[ENTRIES PROVIDED start]

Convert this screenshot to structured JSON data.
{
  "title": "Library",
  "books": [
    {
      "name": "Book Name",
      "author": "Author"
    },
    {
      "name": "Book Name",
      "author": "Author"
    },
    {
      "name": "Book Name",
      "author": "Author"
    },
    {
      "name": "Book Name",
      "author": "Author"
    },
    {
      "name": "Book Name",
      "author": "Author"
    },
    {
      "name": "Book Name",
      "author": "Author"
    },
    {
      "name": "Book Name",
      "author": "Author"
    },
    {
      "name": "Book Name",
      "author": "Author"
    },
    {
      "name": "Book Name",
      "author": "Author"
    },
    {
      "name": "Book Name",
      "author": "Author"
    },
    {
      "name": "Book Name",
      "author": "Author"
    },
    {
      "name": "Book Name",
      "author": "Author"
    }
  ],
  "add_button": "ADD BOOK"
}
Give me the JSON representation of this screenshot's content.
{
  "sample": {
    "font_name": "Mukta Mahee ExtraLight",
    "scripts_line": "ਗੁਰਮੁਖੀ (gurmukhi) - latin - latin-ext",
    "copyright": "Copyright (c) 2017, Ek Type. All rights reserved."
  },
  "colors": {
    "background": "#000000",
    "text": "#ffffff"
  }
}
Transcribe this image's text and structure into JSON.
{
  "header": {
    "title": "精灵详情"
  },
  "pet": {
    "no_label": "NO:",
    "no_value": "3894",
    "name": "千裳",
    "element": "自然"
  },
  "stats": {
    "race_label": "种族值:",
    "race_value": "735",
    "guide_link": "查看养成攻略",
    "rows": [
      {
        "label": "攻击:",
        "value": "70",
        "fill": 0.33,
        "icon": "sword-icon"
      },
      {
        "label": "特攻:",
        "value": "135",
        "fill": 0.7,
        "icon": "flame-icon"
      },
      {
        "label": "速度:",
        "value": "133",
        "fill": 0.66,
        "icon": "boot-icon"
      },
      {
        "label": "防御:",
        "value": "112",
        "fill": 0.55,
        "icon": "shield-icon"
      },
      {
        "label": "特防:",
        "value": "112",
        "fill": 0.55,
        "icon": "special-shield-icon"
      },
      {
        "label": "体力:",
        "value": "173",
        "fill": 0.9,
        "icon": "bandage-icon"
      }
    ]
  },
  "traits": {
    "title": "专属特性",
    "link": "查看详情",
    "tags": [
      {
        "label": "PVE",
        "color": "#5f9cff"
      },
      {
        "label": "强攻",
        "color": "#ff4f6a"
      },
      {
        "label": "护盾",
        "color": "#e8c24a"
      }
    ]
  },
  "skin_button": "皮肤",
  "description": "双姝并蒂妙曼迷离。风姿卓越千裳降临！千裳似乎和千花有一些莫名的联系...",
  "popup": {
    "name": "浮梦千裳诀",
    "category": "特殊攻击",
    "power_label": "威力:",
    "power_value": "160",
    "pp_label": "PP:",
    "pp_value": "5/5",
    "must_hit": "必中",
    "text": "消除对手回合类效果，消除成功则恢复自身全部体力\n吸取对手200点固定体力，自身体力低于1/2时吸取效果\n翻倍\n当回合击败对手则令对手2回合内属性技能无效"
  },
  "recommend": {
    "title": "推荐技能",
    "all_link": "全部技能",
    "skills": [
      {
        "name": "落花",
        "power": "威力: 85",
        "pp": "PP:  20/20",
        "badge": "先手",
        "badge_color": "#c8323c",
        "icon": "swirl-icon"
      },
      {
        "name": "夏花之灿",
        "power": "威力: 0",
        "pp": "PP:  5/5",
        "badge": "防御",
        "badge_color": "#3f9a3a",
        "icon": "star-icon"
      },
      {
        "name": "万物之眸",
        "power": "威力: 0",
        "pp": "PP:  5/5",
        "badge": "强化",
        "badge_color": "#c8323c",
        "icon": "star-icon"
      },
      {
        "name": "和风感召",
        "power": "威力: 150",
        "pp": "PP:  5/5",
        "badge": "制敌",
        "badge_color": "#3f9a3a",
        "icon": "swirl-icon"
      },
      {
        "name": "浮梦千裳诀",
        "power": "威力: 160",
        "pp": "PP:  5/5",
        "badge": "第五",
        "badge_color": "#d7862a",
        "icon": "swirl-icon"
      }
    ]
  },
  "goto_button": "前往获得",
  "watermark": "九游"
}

[ENTRIES PROVIDED end]

EXERCISE DIRECTIONS — Where does the word "JSON" appear in the listing? List each line that holds it.

FINISHED EXERCISE —
Convert this screenshot to structured JSON data.
Give me the JSON representation of this screenshot's content.
Transcribe this image's text and structure into JSON.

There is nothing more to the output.